Input –
━━━━━━━━━━

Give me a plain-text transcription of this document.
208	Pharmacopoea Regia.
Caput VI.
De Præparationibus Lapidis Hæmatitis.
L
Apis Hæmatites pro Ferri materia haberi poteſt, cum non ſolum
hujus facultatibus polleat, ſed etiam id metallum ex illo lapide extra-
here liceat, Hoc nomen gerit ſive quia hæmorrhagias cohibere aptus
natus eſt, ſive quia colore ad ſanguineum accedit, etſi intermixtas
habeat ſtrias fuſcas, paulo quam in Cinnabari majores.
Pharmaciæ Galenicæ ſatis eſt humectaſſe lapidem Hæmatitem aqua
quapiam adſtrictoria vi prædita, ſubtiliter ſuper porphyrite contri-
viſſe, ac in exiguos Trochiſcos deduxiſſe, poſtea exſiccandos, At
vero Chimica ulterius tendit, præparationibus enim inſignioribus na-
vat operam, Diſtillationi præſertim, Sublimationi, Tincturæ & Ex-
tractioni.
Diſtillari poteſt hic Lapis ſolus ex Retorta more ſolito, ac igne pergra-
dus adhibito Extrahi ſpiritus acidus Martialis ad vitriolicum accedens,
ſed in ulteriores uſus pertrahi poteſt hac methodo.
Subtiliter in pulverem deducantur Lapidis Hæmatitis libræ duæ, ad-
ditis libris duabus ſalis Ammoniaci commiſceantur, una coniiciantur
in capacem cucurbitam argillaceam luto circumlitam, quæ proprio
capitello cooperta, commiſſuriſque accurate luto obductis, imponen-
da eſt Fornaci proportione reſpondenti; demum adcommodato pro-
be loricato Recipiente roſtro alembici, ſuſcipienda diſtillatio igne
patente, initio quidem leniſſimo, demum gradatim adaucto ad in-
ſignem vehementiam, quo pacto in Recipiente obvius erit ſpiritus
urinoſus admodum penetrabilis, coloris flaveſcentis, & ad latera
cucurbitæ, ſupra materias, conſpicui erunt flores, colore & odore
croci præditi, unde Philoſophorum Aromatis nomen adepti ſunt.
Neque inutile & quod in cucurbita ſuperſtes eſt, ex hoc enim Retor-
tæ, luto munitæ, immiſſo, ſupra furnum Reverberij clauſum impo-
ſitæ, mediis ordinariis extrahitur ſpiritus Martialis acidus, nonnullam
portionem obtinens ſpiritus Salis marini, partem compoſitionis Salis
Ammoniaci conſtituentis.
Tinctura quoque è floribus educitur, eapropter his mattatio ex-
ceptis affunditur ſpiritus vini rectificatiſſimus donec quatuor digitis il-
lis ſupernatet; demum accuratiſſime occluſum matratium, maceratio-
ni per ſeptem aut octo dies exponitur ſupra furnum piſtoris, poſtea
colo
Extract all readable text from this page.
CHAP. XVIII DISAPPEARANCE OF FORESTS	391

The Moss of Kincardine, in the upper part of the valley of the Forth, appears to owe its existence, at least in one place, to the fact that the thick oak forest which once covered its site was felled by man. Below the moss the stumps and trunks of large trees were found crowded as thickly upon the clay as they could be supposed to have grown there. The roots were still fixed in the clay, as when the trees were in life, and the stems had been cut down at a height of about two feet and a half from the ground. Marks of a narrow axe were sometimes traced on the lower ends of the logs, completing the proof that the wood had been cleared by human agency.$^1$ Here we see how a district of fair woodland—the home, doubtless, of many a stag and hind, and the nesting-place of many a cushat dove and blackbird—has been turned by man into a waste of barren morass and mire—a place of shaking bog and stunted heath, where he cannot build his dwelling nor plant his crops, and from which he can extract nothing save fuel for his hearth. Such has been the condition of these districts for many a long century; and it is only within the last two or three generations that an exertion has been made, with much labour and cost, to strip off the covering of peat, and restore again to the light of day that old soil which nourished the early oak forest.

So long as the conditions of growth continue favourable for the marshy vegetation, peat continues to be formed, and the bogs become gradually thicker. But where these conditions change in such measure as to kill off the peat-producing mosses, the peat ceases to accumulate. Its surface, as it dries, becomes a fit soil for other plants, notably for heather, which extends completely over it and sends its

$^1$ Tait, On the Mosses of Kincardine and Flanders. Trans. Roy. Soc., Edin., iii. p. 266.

━━━━━━━━━━

Given request – Please return the data above exactly as given.

Solution –
Give me a plain-text transcription of this document.
208	Pharmacopoea Regia.
Caput VI.
De Præparationibus Lapidis Hæmatitis.
L
Apis Hæmatites pro Ferri materia haberi poteſt, cum non ſolum
hujus facultatibus polleat, ſed etiam id metallum ex illo lapide extra-
here liceat, Hoc nomen gerit ſive quia hæmorrhagias cohibere aptus
natus eſt, ſive quia colore ad ſanguineum accedit, etſi intermixtas
habeat ſtrias fuſcas, paulo quam in Cinnabari majores.
Pharmaciæ Galenicæ ſatis eſt humectaſſe lapidem Hæmatitem aqua
quapiam adſtrictoria vi prædita, ſubtiliter ſuper porphyrite contri-
viſſe, ac in exiguos Trochiſcos deduxiſſe, poſtea exſiccandos, At
vero Chimica ulterius tendit, præparationibus enim inſignioribus na-
vat operam, Diſtillationi præſertim, Sublimationi, Tincturæ & Ex-
tractioni.
Diſtillari poteſt hic Lapis ſolus ex Retorta more ſolito, ac igne pergra-
dus adhibito Extrahi ſpiritus acidus Martialis ad vitriolicum accedens,
ſed in ulteriores uſus pertrahi poteſt hac methodo.
Subtiliter in pulverem deducantur Lapidis Hæmatitis libræ duæ, ad-
ditis libris duabus ſalis Ammoniaci commiſceantur, una coniiciantur
in capacem cucurbitam argillaceam luto circumlitam, quæ proprio
capitello cooperta, commiſſuriſque accurate luto obductis, imponen-
da eſt Fornaci proportione reſpondenti; demum adcommodato pro-
be loricato Recipiente roſtro alembici, ſuſcipienda diſtillatio igne
patente, initio quidem leniſſimo, demum gradatim adaucto ad in-
ſignem vehementiam, quo pacto in Recipiente obvius erit ſpiritus
urinoſus admodum penetrabilis, coloris flaveſcentis, & ad latera
cucurbitæ, ſupra materias, conſpicui erunt flores, colore & odore
croci præditi, unde Philoſophorum Aromatis nomen adepti ſunt.
Neque inutile & quod in cucurbita ſuperſtes eſt, ex hoc enim Retor-
tæ, luto munitæ, immiſſo, ſupra furnum Reverberij clauſum impo-
ſitæ, mediis ordinariis extrahitur ſpiritus Martialis acidus, nonnullam
portionem obtinens ſpiritus Salis marini, partem compoſitionis Salis
Ammoniaci conſtituentis.
Tinctura quoque è floribus educitur, eapropter his mattatio ex-
ceptis affunditur ſpiritus vini rectificatiſſimus donec quatuor digitis il-
lis ſupernatet; demum accuratiſſime occluſum matratium, maceratio-
ni per ſeptem aut octo dies exponitur ſupra furnum piſtoris, poſtea
colo
Extract all readable text from this page.
CHAP. XVIII DISAPPEARANCE OF FORESTS	391

The Moss of Kincardine, in the upper part of the valley of the Forth, appears to owe its existence, at least in one place, to the fact that the thick oak forest which once covered its site was felled by man. Below the moss the stumps and trunks of large trees were found crowded as thickly upon the clay as they could be supposed to have grown there. The roots were still fixed in the clay, as when the trees were in life, and the stems had been cut down at a height of about two feet and a half from the ground. Marks of a narrow axe were sometimes traced on the lower ends of the logs, completing the proof that the wood had been cleared by human agency.$^1$ Here we see how a district of fair woodland—the home, doubtless, of many a stag and hind, and the nesting-place of many a cushat dove and blackbird—has been turned by man into a waste of barren morass and mire—a place of shaking bog and stunted heath, where he cannot build his dwelling nor plant his crops, and from which he can extract nothing save fuel for his hearth. Such has been the condition of these districts for many a long century; and it is only within the last two or three generations that an exertion has been made, with much labour and cost, to strip off the covering of peat, and restore again to the light of day that old soil which nourished the early oak forest.

So long as the conditions of growth continue favourable for the marshy vegetation, peat continues to be formed, and the bogs become gradually thicker. But where these conditions change in such measure as to kill off the peat-producing mosses, the peat ceases to accumulate. Its surface, as it dries, becomes a fit soil for other plants, notably for heather, which extends completely over it and sends its

$^1$ Tait, On the Mosses of Kincardine and Flanders. Trans. Roy. Soc., Edin., iii. p. 266.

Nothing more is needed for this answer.